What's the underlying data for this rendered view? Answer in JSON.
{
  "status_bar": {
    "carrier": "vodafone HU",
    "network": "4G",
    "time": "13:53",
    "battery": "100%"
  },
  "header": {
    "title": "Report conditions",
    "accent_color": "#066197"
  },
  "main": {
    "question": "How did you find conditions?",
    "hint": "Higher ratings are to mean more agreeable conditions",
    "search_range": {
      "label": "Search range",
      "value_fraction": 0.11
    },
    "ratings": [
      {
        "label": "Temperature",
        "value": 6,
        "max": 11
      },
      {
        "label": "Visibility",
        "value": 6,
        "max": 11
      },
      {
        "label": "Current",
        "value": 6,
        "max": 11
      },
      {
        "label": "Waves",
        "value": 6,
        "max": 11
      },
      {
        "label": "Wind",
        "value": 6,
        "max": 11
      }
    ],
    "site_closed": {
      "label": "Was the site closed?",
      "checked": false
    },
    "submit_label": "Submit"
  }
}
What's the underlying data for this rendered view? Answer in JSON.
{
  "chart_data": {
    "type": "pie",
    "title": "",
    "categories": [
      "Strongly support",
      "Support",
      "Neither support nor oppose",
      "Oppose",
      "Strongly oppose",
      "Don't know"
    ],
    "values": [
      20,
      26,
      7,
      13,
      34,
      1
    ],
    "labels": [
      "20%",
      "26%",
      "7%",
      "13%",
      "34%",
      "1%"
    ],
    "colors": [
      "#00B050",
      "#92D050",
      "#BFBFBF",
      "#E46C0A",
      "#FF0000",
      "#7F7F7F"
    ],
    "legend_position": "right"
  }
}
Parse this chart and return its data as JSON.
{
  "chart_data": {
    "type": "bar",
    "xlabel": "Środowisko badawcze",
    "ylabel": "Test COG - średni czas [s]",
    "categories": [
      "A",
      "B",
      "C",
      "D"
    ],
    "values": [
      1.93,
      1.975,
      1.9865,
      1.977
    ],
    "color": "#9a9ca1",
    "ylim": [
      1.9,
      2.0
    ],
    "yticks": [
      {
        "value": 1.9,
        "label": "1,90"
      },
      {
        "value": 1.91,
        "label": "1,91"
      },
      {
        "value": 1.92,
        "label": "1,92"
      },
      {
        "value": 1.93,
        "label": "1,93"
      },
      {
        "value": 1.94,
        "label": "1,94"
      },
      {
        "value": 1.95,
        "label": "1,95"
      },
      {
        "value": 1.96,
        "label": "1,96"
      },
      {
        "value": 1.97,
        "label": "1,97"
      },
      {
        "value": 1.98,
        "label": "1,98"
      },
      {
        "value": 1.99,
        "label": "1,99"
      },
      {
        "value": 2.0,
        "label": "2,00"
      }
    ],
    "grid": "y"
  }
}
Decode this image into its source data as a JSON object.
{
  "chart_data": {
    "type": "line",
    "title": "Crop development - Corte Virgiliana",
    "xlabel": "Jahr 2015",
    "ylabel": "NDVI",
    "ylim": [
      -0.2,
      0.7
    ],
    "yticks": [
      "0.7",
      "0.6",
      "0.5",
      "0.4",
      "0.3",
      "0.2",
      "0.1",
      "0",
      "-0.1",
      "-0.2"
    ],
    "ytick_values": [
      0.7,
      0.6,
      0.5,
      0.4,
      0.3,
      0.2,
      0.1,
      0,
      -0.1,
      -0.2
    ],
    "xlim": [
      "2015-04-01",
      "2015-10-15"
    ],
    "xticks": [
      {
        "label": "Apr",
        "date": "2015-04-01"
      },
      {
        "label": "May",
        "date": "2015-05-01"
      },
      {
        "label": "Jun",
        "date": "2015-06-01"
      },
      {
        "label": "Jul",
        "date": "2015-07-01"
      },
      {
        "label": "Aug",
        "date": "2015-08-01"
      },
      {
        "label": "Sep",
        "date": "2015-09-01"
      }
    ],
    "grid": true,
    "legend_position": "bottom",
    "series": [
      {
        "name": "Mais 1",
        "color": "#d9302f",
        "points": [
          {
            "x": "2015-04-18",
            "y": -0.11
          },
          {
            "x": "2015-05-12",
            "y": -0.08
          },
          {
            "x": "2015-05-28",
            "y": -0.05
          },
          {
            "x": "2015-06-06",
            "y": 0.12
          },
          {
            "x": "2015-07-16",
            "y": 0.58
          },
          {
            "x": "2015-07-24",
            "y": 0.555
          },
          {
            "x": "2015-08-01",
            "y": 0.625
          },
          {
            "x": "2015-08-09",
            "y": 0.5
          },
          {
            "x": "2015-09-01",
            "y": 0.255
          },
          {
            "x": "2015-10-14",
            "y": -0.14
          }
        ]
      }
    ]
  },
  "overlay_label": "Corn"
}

|---|

■ SET PROBLEM ■
Find every line in the records that contains the word "ratings"; copy those lines.

■ EXERCISE OUTPUT ■
    "hint": "Higher ratings are to mean more agreeable conditions",
    "ratings": [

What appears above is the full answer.